____ SUPPLIED MATERIAL
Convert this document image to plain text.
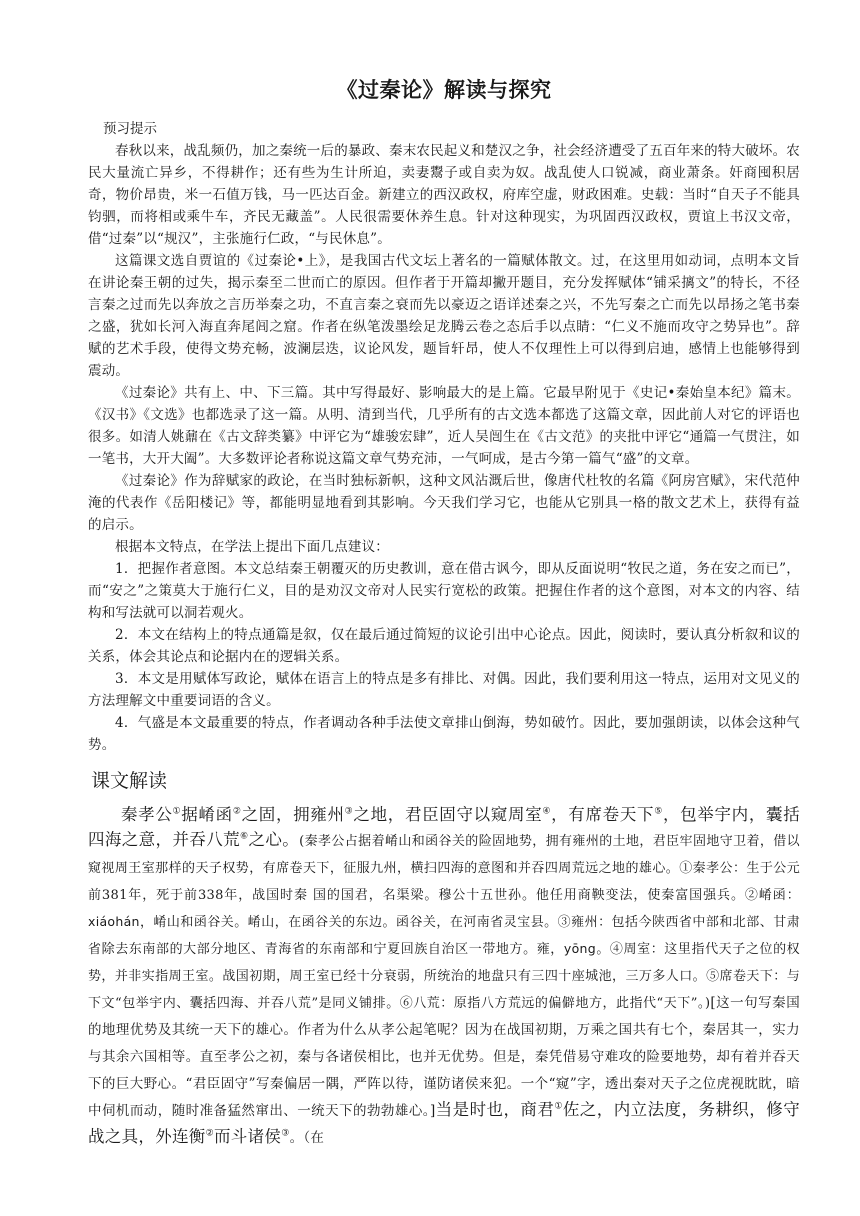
《过秦论》解读与探究
预习提示

春秋以来，战乱频仍，加之秦统一后的暴政、秦末农民起义和楚汉之争，社会经济遭受了五百年来的特大破坏。农民大量流亡异乡，不得耕作；还有些为生计所迫，卖妻鬻子或自卖为奴。战乱使人口锐减，商业萧条。奸商囤积居奇，物价昂贵，米一石值万钱，马一匹达百金。新建立的西汉政权，府库空虚，财政困难。史载：当时“自天子不能具钧驷，而将相或乘牛车，齐民无藏盖”。人民很需要休养生息。针对这种现实，为巩固西汉政权，贾谊上书汉文帝，借“过秦”以“规汉”，主张施行仁政，“与民休息”。

这篇课文选自贾谊的《过秦论•上》，是我国古代文坛上著名的一篇赋体散文。过，在这里用如动词，点明本文旨在讲论秦王朝的过失，揭示秦至二世而亡的原因。但作者于开篇却撇开题目，充分发挥赋体“铺采摛文”的特长，不径言秦之过而先以奔放之言历举秦之功，不直言秦之衰而先以豪迈之语详述秦之兴，不先写秦之亡而先以昂扬之笔书秦之盛，犹如长河入海直奔尾闾之窟。作者在纵笔泼墨绘足龙腾云卷之态后手以点睛：“仁义不施而攻守之势异也”。辞赋的艺术手段，使得文势充畅，波澜层迭，议论风发，题旨轩昂，使人不仅理性上可以得到启迪，感情上也能够得到震动。

《过秦论》共有上、中、下三篇。其中写得最好、影响最大的是上篇。它最早附见于《史记•秦始皇本纪》篇末。《汉书》《文选》也都选录了这一篇。从明、清到当代，几乎所有的古文选本都选了这篇文章，因此前人对它的评语也很多。如清人姚鼐在《古文辞类纂》中评它为“雄骏宏肆”，近人吴闿生在《古文范》的夹批中评它“通篇一气贯注，如一笔书，大开大阖”。大多数评论者称说这篇文章气势充沛，一气呵成，是古今第一篇气“盛”的文章。

《过秦论》作为辞赋家的政论，在当时独标新帜，这种文风沾溉后世，像唐代杜牧的名篇《阿房宫赋》，宋代范仲淹的代表作《岳阳楼记》等，都能明显地看到其影响。今天我们学习它，也能从它别具一格的散文艺术上，获得有益的启示。

根据本文特点，在学法上提出下面几点建议：

1．把握作者意图。本文总结秦王朝覆灭的历史教训，意在借古讽今，即从反面说明“牧民之道，务在安之而已”，而“安之”之策莫大于施行仁义，目的是劝汉文帝对人民实行宽松的政策。把握住作者的这个意图，对本文的内容、结构和写法就可以洞若观火。

2．本文在结构上的特点通篇是叙，仅在最后通过简短的议论引出中心论点。因此，阅读时，要认真分析叙和议的关系，体会其论点和论据内在的逻辑关系。

3．本文是用赋体写政论，赋体在语言上的特点是多有排比、对偶。因此，我们要利用这一特点，运用对文见义的方法理解文中重要词语的含义。

4．气盛是本文最重要的特点，作者调动各种手法使文章排山倒海，势如破竹。因此，要加强朗读，以体会这种气势。

课文解读

秦孝公①据崤函②之固，拥雍州③之地，君臣固守以窥周室④，有席卷天下⑤，包举宇内，囊括四海之意，并吞八荒⑥之心。(秦孝公占据着崤山和函谷关的险固地势，拥有雍州的土地，君臣牢固地守卫着，借以窥视周王室那样的天子权势，有席卷天下，征服九州，横扫四海的意图和并吞四周荒远之地的雄心。①秦孝公：生于公元前381年，死于前338年，战国时秦 国的国君，名渠梁。穆公十五世孙。他任用商鞅变法，使秦富国强兵。②崤函：xiáohán，崤山和函谷关。崤山，在函谷关的东边。函谷关，在河南省灵宝县。③雍州：包括今陕西省中部和北部、甘肃省除去东南部的大部分地区、青海省的东南部和宁夏回族自治区一带地方。雍，yōng。④周室：这里指代天子之位的权势，并非实指周王室。战国初期，周王室已经十分衰弱，所统治的地盘只有三四十座城池，三万多人口。⑤席卷天下：与下文“包举宇内、囊括四海、并吞八荒”是同义铺排。⑥八荒：原指八方荒远的偏僻地方，此指代“天下”。)[这一句写秦国的地理优势及其统一天下的雄心。作者为什么从孝公起笔呢？因为在战国初期，万乘之国共有七个，秦居其一，实力与其余六国相等。直至孝公之初，秦与各诸侯相比，也并无优势。但是，秦凭借易守难攻的险要地势，却有着并吞天下的巨大野心。“君臣固守”写秦偏居一隅，严阵以待，谨防诸侯来犯。一个“窥”字，透出秦对天子之位虎视眈眈，暗中伺机而动，随时准备猛然窜出、一统天下的勃勃雄心。]当是时也，商君①佐之，内立法度，务耕织，修守战之具，外连衡②而斗诸侯③。（在
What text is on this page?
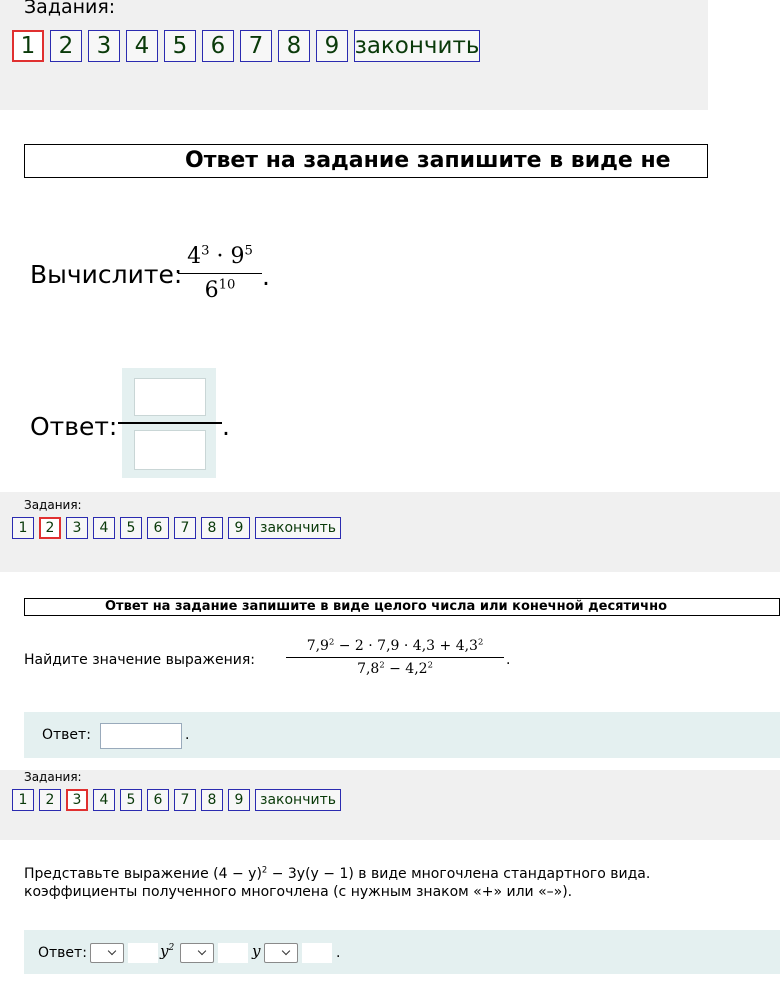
Задания:
1	2	3	4	5	6	7	8	9 закончить
Ответ на задание запишите в виде не
Вычислите:
$4^3 \cdot 9^5$
$6^{10}$	.
Ответ:	.
Задания:
1	2	3	4	5	6	7	8	9	закончить
Ответ на задание запишите в виде целого числа или конечной десятично
Найдите значение выражения:
$7,9^2 - 2 \cdot 7,9 \cdot 4,3 + 4,3^2$
$7,8^2 - 4,2^2$	.
Ответ:	.
Задания:
1	2	3	4	5	6	7	8	9	закончить
Представьте выражение $(4 - y)^2 - 3y(y - 1)$ в виде многочлена стандартного вида.
коэффициенты полученного многочлена (с нужным знаком «+» или «–»).
Ответ:	$y^2$	y	.
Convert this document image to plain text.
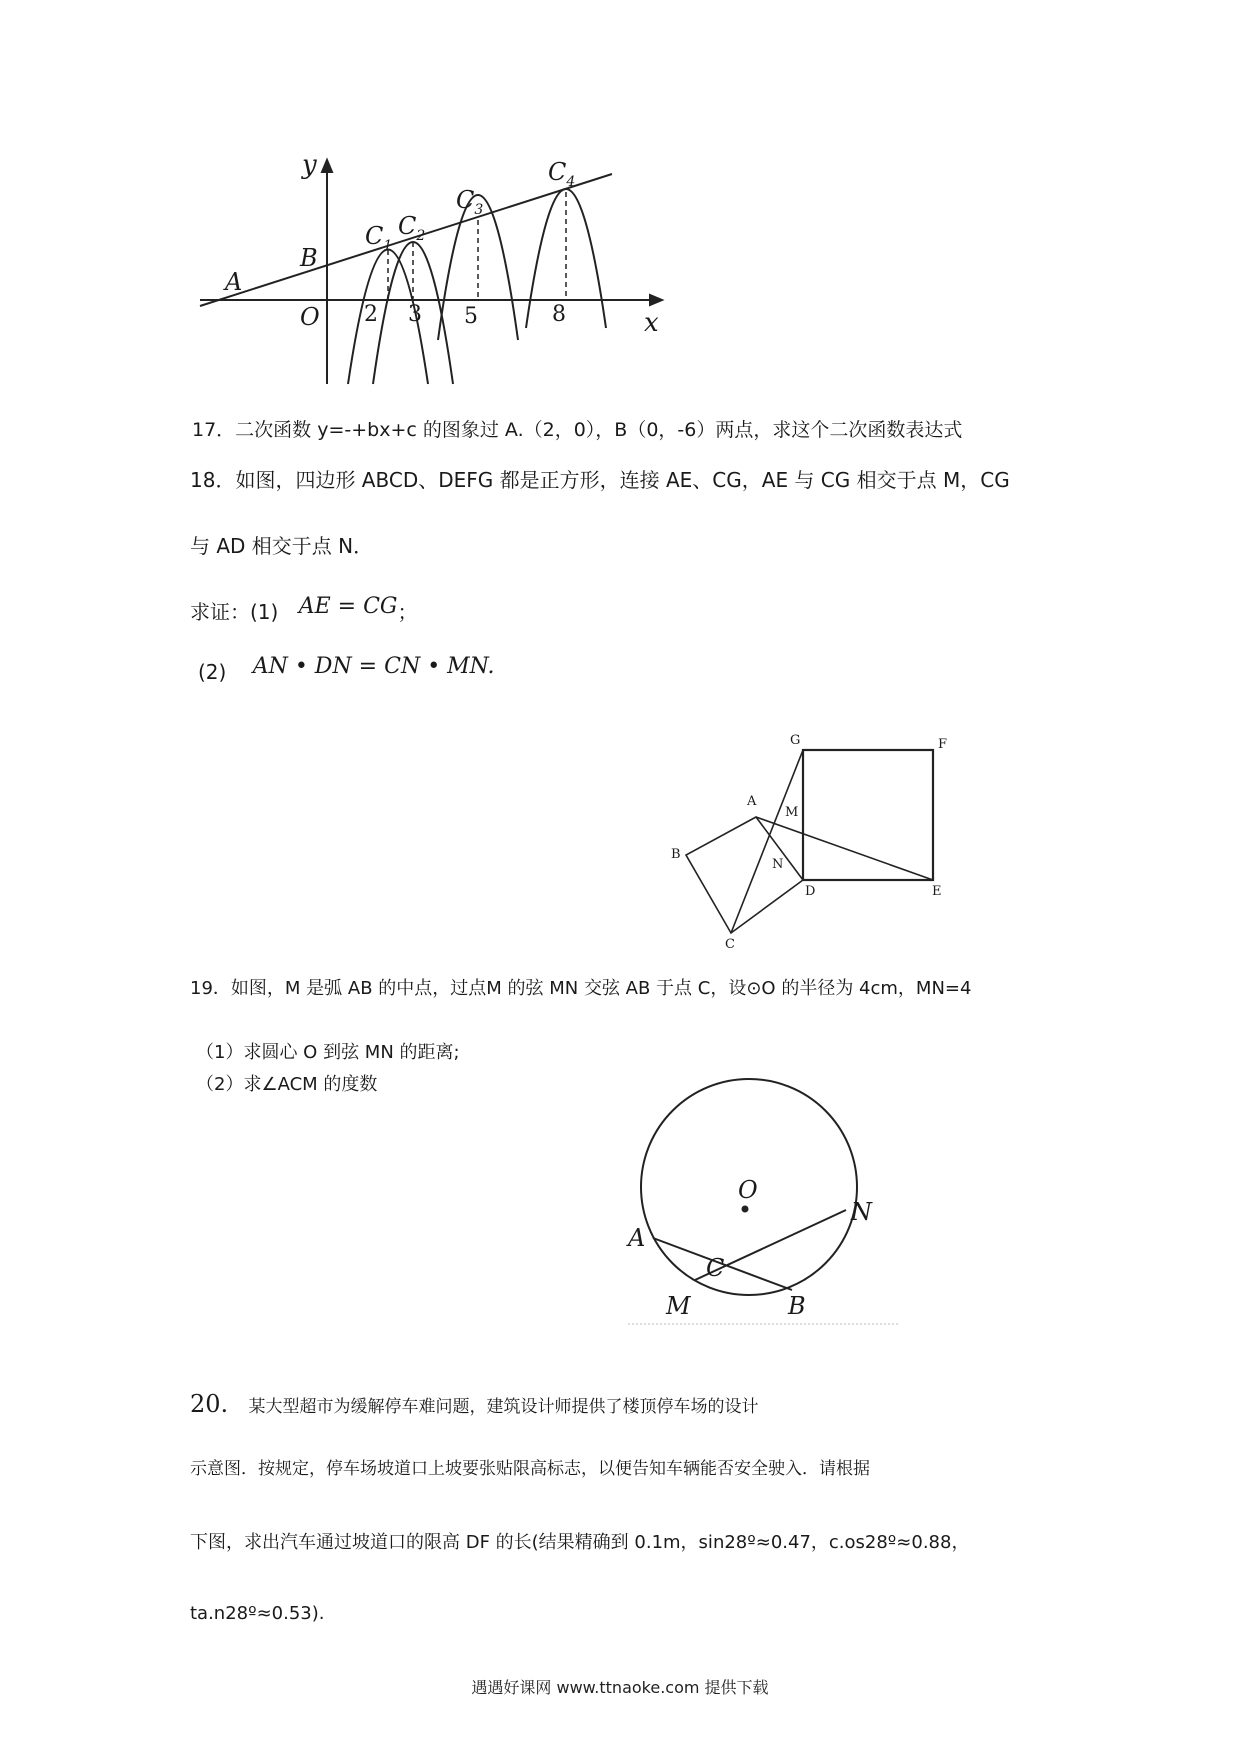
y
x
A
B
O
$C_1$
$C_2$
$C_3$
$C_4$
2 3 5	8
17．二次函数 y=-+bx+c 的图象过 A.（2，0），B（0，-6）两点，求这个二次函数表达式
18．如图，四边形 ABCD、DEFG 都是正方形，连接 AE、CG，AE 与 CG 相交于点 M，CG
与 AD 相交于点 N．
求证：(1) AE = CG；
(2) AN • DN = CN • MN.
G	F
A
M
B
N
D	E
C
19．如图，M 是弧 AB 的中点，过点M 的弦 MN 交弦 AB 于点 C，设⊙O 的半径为 4cm，MN=4
（1）求圆心 O 到弦 MN 的距离;
（2）求∠ACM 的度数
O
A
N
C
M	B
20. 某大型超市为缓解停车难问题，建筑设计师提供了楼顶停车场的设计
示意图．按规定，停车场坡道口上坡要张贴限高标志，以便告知车辆能否安全驶入．请根据
下图，求出汽车通过坡道口的限高 DF 的长(结果精确到 0.1m，sin28º≈0.47，c.os28º≈0.88，
ta.n28º≈0.53).
遇遇好课网 www.ttnaoke.com 提供下载
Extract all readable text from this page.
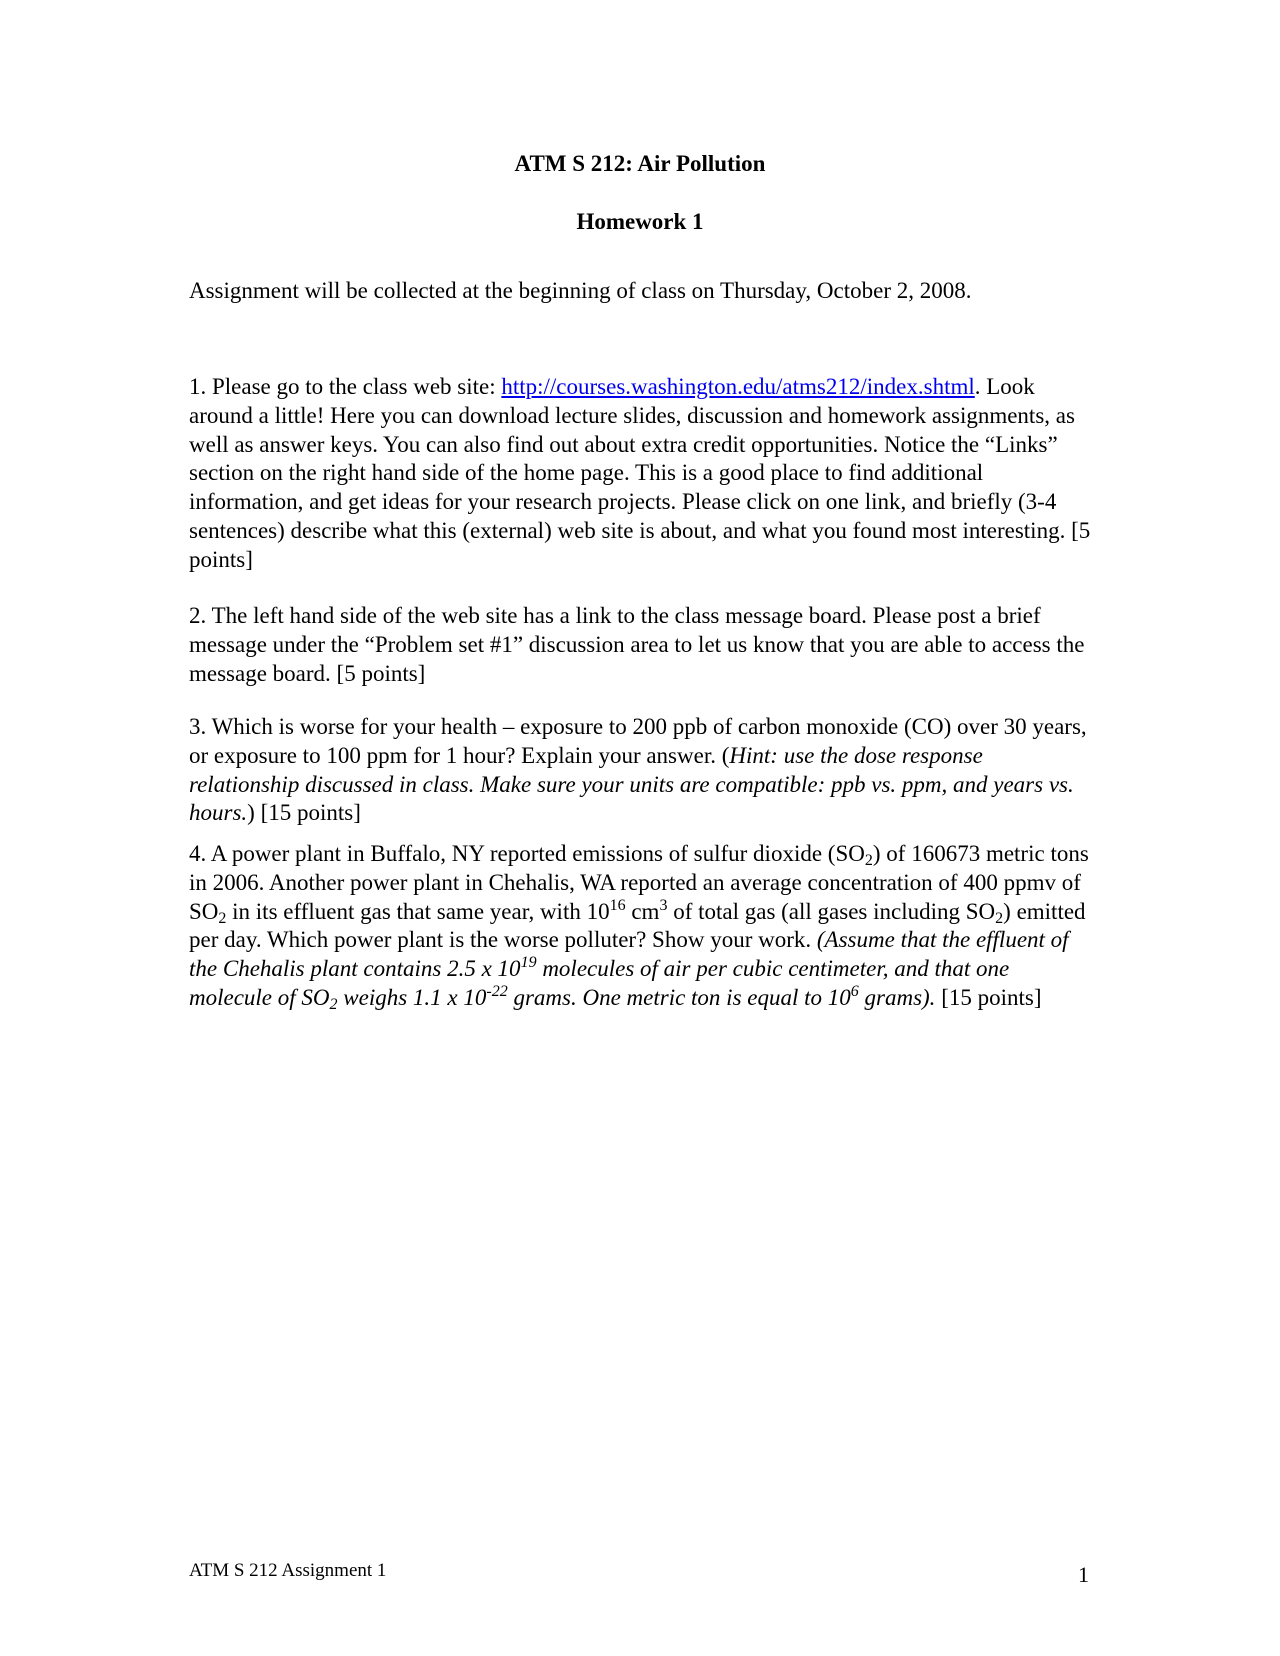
ATM S 212: Air Pollution
Homework 1
Assignment will be collected at the beginning of class on Thursday, October 2, 2008.
1. Please go to the class web site: http://courses.washington.edu/atms212/index.shtml. Look around a little! Here you can download lecture slides, discussion and homework assignments, as well as answer keys. You can also find out about extra credit opportunities. Notice the “Links” section on the right hand side of the home page. This is a good place to find additional information, and get ideas for your research projects. Please click on one link, and briefly (3-4 sentences) describe what this (external) web site is about, and what you found most interesting. [5 points]
2. The left hand side of the web site has a link to the class message board. Please post a brief message under the “Problem set #1” discussion area to let us know that you are able to access the message board. [5 points]
3. Which is worse for your health – exposure to 200 ppb of carbon monoxide (CO) over 30 years, or exposure to 100 ppm for 1 hour? Explain your answer. (Hint: use the dose response relationship discussed in class. Make sure your units are compatible: ppb vs. ppm, and years vs. hours.) [15 points]
4. A power plant in Buffalo, NY reported emissions of sulfur dioxide $(SO_2)$ of 160673 metric tons in 2006. Another power plant in Chehalis, WA reported an average concentration of 400 ppmv of $SO_2$ in its effluent gas that same year, with $10^{16}$ $cm^3$ of total gas (all gases including $SO_2$) emitted per day. Which power plant is the worse polluter? Show your work. (Assume that the effluent of the Chehalis plant contains 2.5 x $10^{19}$ molecules of air per cubic centimeter, and that one molecule of $SO_2$ weighs 1.1 x $10^{-22}$ grams. One metric ton is equal to $10^6$ grams). [15 points]
ATM S 212 Assignment 1	1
________
● WRITTEN INSTRUCTION:
Find every line in the records that has the string "многочлена", then state how many there are and nothing else.

● ANSWER:
2